# Problem details:
Copy out exactly the lines running from the one with "What data was" through the final line, both ends included, and nothing else. Pictures stay out of the copy.

++++++++++

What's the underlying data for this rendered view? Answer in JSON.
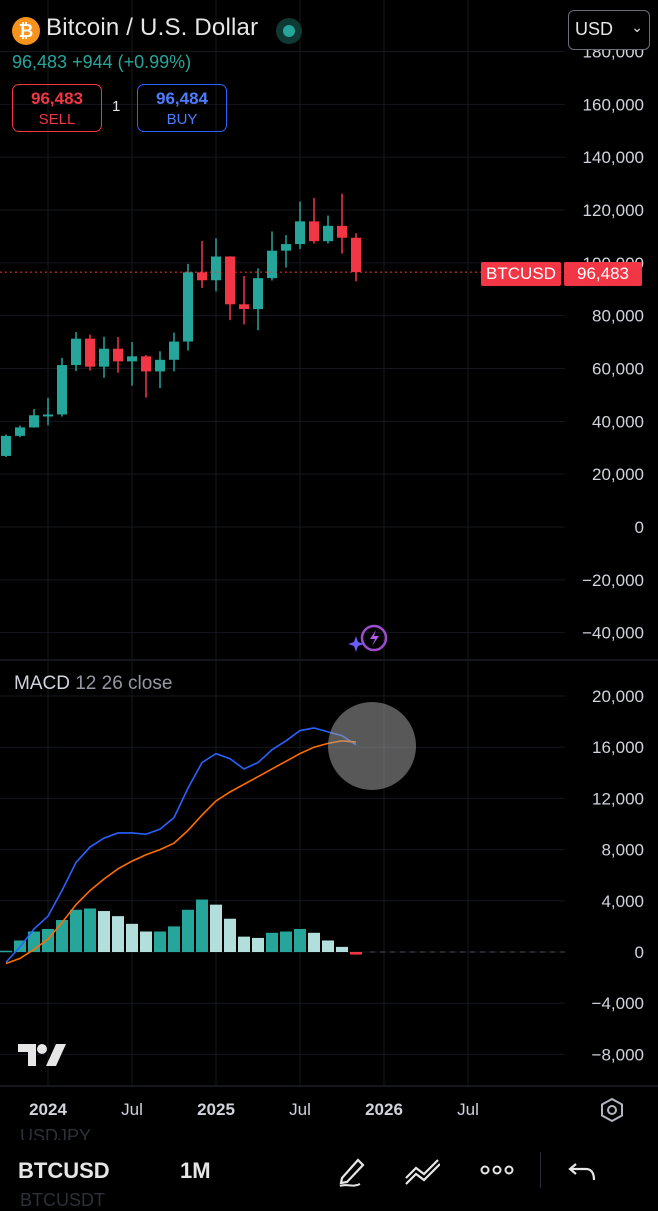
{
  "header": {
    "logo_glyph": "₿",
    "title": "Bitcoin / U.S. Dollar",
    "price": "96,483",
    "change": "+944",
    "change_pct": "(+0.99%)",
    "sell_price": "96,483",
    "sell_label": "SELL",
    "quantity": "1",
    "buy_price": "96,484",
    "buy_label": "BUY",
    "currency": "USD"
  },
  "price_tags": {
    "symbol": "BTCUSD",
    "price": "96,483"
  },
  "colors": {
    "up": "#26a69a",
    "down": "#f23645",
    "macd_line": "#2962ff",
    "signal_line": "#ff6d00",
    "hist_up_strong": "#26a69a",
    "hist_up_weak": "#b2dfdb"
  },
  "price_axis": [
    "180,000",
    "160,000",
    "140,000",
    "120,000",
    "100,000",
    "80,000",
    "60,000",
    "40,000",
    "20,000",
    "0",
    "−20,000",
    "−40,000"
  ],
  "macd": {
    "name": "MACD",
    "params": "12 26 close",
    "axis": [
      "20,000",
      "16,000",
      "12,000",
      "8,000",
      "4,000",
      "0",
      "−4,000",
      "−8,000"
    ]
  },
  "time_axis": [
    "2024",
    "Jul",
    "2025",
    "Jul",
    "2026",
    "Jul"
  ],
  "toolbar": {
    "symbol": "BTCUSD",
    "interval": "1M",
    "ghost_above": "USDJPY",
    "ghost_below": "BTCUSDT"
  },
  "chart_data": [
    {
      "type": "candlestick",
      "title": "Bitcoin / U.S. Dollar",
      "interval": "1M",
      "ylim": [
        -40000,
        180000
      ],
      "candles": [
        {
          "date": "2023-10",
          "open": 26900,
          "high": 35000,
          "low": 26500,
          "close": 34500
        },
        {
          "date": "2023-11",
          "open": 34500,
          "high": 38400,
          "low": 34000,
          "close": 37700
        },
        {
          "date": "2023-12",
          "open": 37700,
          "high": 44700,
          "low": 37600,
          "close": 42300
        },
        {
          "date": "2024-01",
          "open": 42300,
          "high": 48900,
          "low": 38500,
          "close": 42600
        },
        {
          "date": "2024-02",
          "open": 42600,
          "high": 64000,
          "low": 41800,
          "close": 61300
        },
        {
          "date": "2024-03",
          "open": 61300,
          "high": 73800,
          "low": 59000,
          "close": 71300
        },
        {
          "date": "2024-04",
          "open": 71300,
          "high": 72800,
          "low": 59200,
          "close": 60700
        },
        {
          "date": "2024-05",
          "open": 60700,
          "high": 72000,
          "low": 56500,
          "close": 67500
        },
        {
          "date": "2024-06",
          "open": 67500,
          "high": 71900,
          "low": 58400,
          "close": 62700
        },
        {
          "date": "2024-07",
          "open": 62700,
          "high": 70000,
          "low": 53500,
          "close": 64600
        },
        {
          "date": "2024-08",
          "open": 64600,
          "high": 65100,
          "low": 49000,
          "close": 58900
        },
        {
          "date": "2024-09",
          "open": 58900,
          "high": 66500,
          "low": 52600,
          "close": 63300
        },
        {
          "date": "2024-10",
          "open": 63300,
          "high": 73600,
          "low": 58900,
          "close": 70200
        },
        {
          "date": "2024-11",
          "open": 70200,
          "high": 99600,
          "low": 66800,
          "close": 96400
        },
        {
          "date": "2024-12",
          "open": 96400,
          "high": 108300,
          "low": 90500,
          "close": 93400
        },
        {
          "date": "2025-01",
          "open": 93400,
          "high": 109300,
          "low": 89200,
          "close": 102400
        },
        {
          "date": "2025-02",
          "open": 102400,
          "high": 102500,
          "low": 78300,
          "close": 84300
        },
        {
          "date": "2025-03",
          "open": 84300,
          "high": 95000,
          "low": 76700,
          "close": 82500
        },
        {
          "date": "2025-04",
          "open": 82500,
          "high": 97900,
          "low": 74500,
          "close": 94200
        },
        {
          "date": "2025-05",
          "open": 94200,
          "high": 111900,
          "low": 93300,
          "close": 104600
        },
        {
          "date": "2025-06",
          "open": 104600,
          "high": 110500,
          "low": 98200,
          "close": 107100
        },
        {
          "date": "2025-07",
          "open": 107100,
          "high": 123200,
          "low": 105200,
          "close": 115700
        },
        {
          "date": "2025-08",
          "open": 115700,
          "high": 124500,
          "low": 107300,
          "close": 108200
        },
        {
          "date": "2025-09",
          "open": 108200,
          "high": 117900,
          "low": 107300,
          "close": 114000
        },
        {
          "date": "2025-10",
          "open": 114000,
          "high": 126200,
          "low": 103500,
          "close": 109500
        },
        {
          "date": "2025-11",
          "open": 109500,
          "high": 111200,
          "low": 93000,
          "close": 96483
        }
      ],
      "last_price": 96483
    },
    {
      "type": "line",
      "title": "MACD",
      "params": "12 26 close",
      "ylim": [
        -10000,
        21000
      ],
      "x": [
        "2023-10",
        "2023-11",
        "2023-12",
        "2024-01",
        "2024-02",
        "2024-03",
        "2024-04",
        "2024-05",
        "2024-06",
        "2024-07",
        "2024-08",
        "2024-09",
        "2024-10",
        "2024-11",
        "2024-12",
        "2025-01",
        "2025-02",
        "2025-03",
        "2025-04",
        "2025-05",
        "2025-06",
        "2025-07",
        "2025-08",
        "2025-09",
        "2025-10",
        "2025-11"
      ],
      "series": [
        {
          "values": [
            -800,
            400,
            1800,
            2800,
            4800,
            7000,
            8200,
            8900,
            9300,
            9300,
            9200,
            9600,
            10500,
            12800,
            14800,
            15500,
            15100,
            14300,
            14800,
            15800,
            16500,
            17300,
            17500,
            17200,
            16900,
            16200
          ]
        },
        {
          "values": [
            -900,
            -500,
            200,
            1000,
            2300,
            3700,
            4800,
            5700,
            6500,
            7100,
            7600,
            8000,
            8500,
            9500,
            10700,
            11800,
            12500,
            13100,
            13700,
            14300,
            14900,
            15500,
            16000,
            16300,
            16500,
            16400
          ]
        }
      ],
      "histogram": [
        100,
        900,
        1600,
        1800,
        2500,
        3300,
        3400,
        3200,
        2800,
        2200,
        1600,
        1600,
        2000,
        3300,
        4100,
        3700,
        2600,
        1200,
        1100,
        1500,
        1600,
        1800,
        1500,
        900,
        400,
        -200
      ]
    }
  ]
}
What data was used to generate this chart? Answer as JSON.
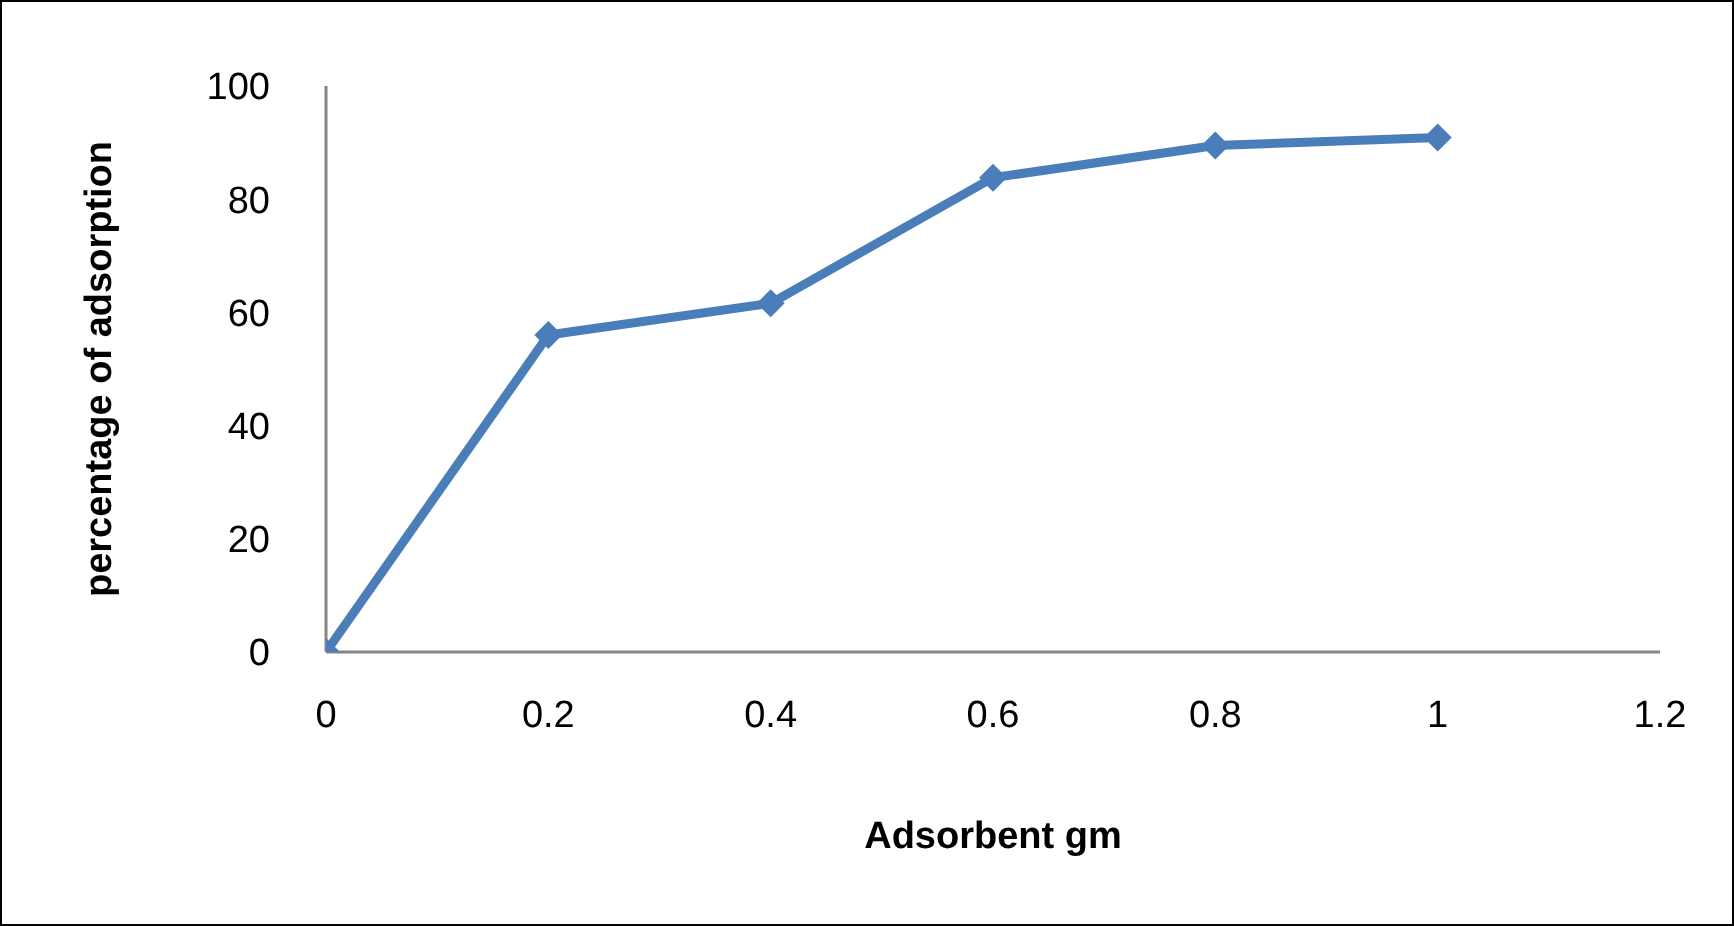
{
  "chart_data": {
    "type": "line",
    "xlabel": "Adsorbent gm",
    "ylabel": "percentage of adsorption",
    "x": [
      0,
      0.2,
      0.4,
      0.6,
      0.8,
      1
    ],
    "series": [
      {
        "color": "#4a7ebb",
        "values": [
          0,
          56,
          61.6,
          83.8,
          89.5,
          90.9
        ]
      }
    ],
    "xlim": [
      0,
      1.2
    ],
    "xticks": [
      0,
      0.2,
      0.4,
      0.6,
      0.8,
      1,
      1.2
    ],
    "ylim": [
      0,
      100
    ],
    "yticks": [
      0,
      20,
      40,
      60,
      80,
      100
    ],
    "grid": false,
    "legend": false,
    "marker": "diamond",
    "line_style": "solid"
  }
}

++++++++++

# Right answer:
What data was used to generate this chart? Answer as JSON.
{
  "chart_data": {
    "type": "line",
    "xlabel": "Adsorbent gm",
    "ylabel": "percentage of adsorption",
    "x": [
      0,
      0.2,
      0.4,
      0.6,
      0.8,
      1
    ],
    "series": [
      {
        "color": "#4a7ebb",
        "values": [
          0,
          56,
          61.6,
          83.8,
          89.5,
          90.9
        ]
      }
    ],
    "xlim": [
      0,
      1.2
    ],
    "xticks": [
      0,
      0.2,
      0.4,
      0.6,
      0.8,
      1,
      1.2
    ],
    "ylim": [
      0,
      100
    ],
    "yticks": [
      0,
      20,
      40,
      60,
      80,
      100
    ],
    "grid": false,
    "legend": false,
    "marker": "diamond",
    "line_style": "solid"
  }
}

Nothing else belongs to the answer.